_RECORDS SUPPLIED:_
━━━━━━━━━━

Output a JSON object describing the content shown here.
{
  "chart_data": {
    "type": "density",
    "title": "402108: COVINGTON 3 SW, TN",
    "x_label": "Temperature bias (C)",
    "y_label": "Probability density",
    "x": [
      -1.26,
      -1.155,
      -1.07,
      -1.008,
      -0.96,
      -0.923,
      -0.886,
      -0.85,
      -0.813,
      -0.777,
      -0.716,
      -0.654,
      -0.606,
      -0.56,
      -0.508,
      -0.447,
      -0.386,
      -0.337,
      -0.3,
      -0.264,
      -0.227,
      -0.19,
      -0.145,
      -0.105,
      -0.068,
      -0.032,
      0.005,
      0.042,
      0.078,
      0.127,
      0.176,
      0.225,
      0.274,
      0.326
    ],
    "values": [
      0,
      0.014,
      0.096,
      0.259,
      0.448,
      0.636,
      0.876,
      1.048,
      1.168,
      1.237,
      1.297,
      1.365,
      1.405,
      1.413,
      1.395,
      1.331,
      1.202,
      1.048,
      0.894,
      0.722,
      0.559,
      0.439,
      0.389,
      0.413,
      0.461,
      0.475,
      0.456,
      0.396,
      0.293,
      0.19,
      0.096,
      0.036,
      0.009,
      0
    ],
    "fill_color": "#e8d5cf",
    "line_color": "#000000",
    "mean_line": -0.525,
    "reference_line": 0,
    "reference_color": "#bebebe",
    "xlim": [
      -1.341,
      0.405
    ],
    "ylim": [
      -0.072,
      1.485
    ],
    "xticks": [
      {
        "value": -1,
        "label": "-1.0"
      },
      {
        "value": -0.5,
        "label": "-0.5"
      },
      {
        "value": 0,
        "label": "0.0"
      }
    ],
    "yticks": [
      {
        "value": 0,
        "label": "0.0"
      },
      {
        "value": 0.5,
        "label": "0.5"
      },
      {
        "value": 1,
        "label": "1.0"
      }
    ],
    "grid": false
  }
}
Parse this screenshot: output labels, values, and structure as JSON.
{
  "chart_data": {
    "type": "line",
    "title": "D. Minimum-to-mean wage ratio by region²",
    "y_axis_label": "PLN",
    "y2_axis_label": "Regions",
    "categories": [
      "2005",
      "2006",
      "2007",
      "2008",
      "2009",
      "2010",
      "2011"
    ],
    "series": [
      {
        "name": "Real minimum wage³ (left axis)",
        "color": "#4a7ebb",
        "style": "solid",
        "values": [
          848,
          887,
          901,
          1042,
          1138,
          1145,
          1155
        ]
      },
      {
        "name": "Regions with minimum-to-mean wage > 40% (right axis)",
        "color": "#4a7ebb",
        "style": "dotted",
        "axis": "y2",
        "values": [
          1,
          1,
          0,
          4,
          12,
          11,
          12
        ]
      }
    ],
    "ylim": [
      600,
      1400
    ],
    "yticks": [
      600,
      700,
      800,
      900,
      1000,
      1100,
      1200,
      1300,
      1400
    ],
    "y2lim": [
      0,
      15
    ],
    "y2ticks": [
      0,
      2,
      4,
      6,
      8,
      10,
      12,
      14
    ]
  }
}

━━━━━━━━━━

Give an exact copy of all the data shown above.

_RESULT:_
Output a JSON object describing the content shown here.
{
  "chart_data": {
    "type": "density",
    "title": "402108: COVINGTON 3 SW, TN",
    "x_label": "Temperature bias (C)",
    "y_label": "Probability density",
    "x": [
      -1.26,
      -1.155,
      -1.07,
      -1.008,
      -0.96,
      -0.923,
      -0.886,
      -0.85,
      -0.813,
      -0.777,
      -0.716,
      -0.654,
      -0.606,
      -0.56,
      -0.508,
      -0.447,
      -0.386,
      -0.337,
      -0.3,
      -0.264,
      -0.227,
      -0.19,
      -0.145,
      -0.105,
      -0.068,
      -0.032,
      0.005,
      0.042,
      0.078,
      0.127,
      0.176,
      0.225,
      0.274,
      0.326
    ],
    "values": [
      0,
      0.014,
      0.096,
      0.259,
      0.448,
      0.636,
      0.876,
      1.048,
      1.168,
      1.237,
      1.297,
      1.365,
      1.405,
      1.413,
      1.395,
      1.331,
      1.202,
      1.048,
      0.894,
      0.722,
      0.559,
      0.439,
      0.389,
      0.413,
      0.461,
      0.475,
      0.456,
      0.396,
      0.293,
      0.19,
      0.096,
      0.036,
      0.009,
      0
    ],
    "fill_color": "#e8d5cf",
    "line_color": "#000000",
    "mean_line": -0.525,
    "reference_line": 0,
    "reference_color": "#bebebe",
    "xlim": [
      -1.341,
      0.405
    ],
    "ylim": [
      -0.072,
      1.485
    ],
    "xticks": [
      {
        "value": -1,
        "label": "-1.0"
      },
      {
        "value": -0.5,
        "label": "-0.5"
      },
      {
        "value": 0,
        "label": "0.0"
      }
    ],
    "yticks": [
      {
        "value": 0,
        "label": "0.0"
      },
      {
        "value": 0.5,
        "label": "0.5"
      },
      {
        "value": 1,
        "label": "1.0"
      }
    ],
    "grid": false
  }
}
Parse this screenshot: output labels, values, and structure as JSON.
{
  "chart_data": {
    "type": "line",
    "title": "D. Minimum-to-mean wage ratio by region²",
    "y_axis_label": "PLN",
    "y2_axis_label": "Regions",
    "categories": [
      "2005",
      "2006",
      "2007",
      "2008",
      "2009",
      "2010",
      "2011"
    ],
    "series": [
      {
        "name": "Real minimum wage³ (left axis)",
        "color": "#4a7ebb",
        "style": "solid",
        "values": [
          848,
          887,
          901,
          1042,
          1138,
          1145,
          1155
        ]
      },
      {
        "name": "Regions with minimum-to-mean wage > 40% (right axis)",
        "color": "#4a7ebb",
        "style": "dotted",
        "axis": "y2",
        "values": [
          1,
          1,
          0,
          4,
          12,
          11,
          12
        ]
      }
    ],
    "ylim": [
      600,
      1400
    ],
    "yticks": [
      600,
      700,
      800,
      900,
      1000,
      1100,
      1200,
      1300,
      1400
    ],
    "y2lim": [
      0,
      15
    ],
    "y2ticks": [
      0,
      2,
      4,
      6,
      8,
      10,
      12,
      14
    ]
  }
}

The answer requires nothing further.